Data shown:

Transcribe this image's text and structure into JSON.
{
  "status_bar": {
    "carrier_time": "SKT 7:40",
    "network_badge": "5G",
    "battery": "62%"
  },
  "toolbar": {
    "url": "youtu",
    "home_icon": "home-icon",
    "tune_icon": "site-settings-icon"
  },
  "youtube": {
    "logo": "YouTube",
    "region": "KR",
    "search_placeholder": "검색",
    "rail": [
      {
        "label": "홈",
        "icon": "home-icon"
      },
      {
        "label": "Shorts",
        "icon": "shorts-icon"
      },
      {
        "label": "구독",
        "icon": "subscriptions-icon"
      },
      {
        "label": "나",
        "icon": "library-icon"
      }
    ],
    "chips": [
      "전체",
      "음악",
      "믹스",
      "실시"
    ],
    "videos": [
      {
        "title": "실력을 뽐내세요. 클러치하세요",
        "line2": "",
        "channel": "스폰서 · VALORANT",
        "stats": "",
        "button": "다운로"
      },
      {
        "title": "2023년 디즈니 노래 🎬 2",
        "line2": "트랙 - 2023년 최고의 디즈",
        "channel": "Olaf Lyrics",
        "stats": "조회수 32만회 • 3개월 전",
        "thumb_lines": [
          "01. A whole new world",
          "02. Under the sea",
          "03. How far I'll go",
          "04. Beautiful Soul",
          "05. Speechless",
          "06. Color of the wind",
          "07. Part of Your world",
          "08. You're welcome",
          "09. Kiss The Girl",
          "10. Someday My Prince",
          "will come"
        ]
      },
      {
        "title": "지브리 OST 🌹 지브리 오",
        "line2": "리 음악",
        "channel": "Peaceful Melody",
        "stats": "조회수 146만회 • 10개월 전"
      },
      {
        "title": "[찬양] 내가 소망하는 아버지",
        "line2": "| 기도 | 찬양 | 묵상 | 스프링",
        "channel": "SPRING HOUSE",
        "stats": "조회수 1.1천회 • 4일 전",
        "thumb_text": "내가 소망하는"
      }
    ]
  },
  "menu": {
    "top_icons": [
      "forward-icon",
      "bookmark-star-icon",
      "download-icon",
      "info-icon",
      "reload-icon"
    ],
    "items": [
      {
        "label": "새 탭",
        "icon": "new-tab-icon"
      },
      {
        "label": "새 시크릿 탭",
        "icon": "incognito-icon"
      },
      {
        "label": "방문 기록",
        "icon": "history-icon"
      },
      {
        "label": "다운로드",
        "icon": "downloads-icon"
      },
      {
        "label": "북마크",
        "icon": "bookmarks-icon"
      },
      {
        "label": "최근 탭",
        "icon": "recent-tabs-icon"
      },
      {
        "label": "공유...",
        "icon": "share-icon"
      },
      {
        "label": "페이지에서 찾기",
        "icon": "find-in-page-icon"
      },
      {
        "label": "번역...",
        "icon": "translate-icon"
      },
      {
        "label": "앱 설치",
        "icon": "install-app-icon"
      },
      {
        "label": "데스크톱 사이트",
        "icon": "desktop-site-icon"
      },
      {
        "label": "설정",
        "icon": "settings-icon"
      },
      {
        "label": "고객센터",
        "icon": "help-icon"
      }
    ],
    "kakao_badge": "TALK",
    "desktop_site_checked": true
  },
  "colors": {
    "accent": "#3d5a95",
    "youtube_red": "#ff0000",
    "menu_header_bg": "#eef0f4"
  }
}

Problem to solve: Write only the number of lines in the records that include the word "stats".

Solution to the exercise: 4